▸ **What is required**: Transcribe the listing word for word.

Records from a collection
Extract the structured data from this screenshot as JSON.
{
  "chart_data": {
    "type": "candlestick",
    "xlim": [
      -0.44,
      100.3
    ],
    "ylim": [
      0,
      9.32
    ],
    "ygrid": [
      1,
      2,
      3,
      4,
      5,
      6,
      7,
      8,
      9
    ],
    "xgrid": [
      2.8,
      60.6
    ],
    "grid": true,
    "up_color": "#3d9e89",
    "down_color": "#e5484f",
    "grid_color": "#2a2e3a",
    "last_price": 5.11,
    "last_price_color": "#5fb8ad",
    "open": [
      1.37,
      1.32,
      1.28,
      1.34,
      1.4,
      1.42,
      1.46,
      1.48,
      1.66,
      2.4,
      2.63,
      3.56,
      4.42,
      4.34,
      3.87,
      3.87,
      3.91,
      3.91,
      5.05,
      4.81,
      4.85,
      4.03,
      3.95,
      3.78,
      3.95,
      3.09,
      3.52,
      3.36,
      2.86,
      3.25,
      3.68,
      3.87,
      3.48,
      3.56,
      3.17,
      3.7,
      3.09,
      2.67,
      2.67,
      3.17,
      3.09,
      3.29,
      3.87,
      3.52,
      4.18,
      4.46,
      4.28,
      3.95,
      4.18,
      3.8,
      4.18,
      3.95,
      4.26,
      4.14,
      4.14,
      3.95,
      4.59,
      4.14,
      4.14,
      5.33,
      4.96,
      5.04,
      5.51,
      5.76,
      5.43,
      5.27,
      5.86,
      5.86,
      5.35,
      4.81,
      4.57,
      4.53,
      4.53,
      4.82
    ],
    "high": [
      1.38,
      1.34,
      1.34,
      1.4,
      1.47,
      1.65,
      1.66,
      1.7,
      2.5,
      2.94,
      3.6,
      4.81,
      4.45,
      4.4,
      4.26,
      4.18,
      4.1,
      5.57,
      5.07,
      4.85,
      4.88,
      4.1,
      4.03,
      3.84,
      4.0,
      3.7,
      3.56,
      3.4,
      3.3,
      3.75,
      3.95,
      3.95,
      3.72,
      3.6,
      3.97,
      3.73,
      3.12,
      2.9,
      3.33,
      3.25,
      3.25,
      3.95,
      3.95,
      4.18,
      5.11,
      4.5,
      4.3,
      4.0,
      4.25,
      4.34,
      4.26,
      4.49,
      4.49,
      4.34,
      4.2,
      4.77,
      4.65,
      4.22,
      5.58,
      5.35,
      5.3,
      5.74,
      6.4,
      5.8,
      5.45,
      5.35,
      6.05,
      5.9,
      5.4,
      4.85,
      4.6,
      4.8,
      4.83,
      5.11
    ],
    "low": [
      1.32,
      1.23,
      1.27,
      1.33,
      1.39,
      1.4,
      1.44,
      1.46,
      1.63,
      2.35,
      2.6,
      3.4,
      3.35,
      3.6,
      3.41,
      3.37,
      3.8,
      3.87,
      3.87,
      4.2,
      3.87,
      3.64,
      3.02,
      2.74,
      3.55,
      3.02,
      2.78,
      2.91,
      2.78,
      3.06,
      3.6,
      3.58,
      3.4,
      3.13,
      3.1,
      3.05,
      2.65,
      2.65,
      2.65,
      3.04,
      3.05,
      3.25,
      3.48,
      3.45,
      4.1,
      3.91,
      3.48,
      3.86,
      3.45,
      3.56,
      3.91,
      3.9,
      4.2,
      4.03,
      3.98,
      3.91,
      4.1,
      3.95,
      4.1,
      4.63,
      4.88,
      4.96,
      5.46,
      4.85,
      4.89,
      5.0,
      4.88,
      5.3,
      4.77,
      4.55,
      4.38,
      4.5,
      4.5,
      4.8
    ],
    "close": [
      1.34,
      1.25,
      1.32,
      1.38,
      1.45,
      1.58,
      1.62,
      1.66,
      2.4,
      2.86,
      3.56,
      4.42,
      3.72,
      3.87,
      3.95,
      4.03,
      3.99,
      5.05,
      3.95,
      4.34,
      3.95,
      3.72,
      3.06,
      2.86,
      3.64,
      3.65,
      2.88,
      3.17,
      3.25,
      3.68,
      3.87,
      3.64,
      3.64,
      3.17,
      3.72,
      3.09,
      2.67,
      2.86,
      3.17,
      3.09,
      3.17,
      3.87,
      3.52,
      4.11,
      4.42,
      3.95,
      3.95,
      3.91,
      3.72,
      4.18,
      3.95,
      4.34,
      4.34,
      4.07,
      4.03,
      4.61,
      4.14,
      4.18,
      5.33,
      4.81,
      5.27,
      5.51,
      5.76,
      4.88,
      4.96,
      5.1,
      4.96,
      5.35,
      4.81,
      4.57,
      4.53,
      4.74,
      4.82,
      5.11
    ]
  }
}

▸ **Result below**:
Extract the structured data from this screenshot as JSON.
{
  "chart_data": {
    "type": "candlestick",
    "xlim": [
      -0.44,
      100.3
    ],
    "ylim": [
      0,
      9.32
    ],
    "ygrid": [
      1,
      2,
      3,
      4,
      5,
      6,
      7,
      8,
      9
    ],
    "xgrid": [
      2.8,
      60.6
    ],
    "grid": true,
    "up_color": "#3d9e89",
    "down_color": "#e5484f",
    "grid_color": "#2a2e3a",
    "last_price": 5.11,
    "last_price_color": "#5fb8ad",
    "open": [
      1.37,
      1.32,
      1.28,
      1.34,
      1.4,
      1.42,
      1.46,
      1.48,
      1.66,
      2.4,
      2.63,
      3.56,
      4.42,
      4.34,
      3.87,
      3.87,
      3.91,
      3.91,
      5.05,
      4.81,
      4.85,
      4.03,
      3.95,
      3.78,
      3.95,
      3.09,
      3.52,
      3.36,
      2.86,
      3.25,
      3.68,
      3.87,
      3.48,
      3.56,
      3.17,
      3.7,
      3.09,
      2.67,
      2.67,
      3.17,
      3.09,
      3.29,
      3.87,
      3.52,
      4.18,
      4.46,
      4.28,
      3.95,
      4.18,
      3.8,
      4.18,
      3.95,
      4.26,
      4.14,
      4.14,
      3.95,
      4.59,
      4.14,
      4.14,
      5.33,
      4.96,
      5.04,
      5.51,
      5.76,
      5.43,
      5.27,
      5.86,
      5.86,
      5.35,
      4.81,
      4.57,
      4.53,
      4.53,
      4.82
    ],
    "high": [
      1.38,
      1.34,
      1.34,
      1.4,
      1.47,
      1.65,
      1.66,
      1.7,
      2.5,
      2.94,
      3.6,
      4.81,
      4.45,
      4.4,
      4.26,
      4.18,
      4.1,
      5.57,
      5.07,
      4.85,
      4.88,
      4.1,
      4.03,
      3.84,
      4.0,
      3.7,
      3.56,
      3.4,
      3.3,
      3.75,
      3.95,
      3.95,
      3.72,
      3.6,
      3.97,
      3.73,
      3.12,
      2.9,
      3.33,
      3.25,
      3.25,
      3.95,
      3.95,
      4.18,
      5.11,
      4.5,
      4.3,
      4.0,
      4.25,
      4.34,
      4.26,
      4.49,
      4.49,
      4.34,
      4.2,
      4.77,
      4.65,
      4.22,
      5.58,
      5.35,
      5.3,
      5.74,
      6.4,
      5.8,
      5.45,
      5.35,
      6.05,
      5.9,
      5.4,
      4.85,
      4.6,
      4.8,
      4.83,
      5.11
    ],
    "low": [
      1.32,
      1.23,
      1.27,
      1.33,
      1.39,
      1.4,
      1.44,
      1.46,
      1.63,
      2.35,
      2.6,
      3.4,
      3.35,
      3.6,
      3.41,
      3.37,
      3.8,
      3.87,
      3.87,
      4.2,
      3.87,
      3.64,
      3.02,
      2.74,
      3.55,
      3.02,
      2.78,
      2.91,
      2.78,
      3.06,
      3.6,
      3.58,
      3.4,
      3.13,
      3.1,
      3.05,
      2.65,
      2.65,
      2.65,
      3.04,
      3.05,
      3.25,
      3.48,
      3.45,
      4.1,
      3.91,
      3.48,
      3.86,
      3.45,
      3.56,
      3.91,
      3.9,
      4.2,
      4.03,
      3.98,
      3.91,
      4.1,
      3.95,
      4.1,
      4.63,
      4.88,
      4.96,
      5.46,
      4.85,
      4.89,
      5.0,
      4.88,
      5.3,
      4.77,
      4.55,
      4.38,
      4.5,
      4.5,
      4.8
    ],
    "close": [
      1.34,
      1.25,
      1.32,
      1.38,
      1.45,
      1.58,
      1.62,
      1.66,
      2.4,
      2.86,
      3.56,
      4.42,
      3.72,
      3.87,
      3.95,
      4.03,
      3.99,
      5.05,
      3.95,
      4.34,
      3.95,
      3.72,
      3.06,
      2.86,
      3.64,
      3.65,
      2.88,
      3.17,
      3.25,
      3.68,
      3.87,
      3.64,
      3.64,
      3.17,
      3.72,
      3.09,
      2.67,
      2.86,
      3.17,
      3.09,
      3.17,
      3.87,
      3.52,
      4.11,
      4.42,
      3.95,
      3.95,
      3.91,
      3.72,
      4.18,
      3.95,
      4.34,
      4.34,
      4.07,
      4.03,
      4.61,
      4.14,
      4.18,
      5.33,
      4.81,
      5.27,
      5.51,
      5.76,
      4.88,
      4.96,
      5.1,
      4.96,
      5.35,
      4.81,
      4.57,
      4.53,
      4.74,
      4.82,
      5.11
    ]
  }
}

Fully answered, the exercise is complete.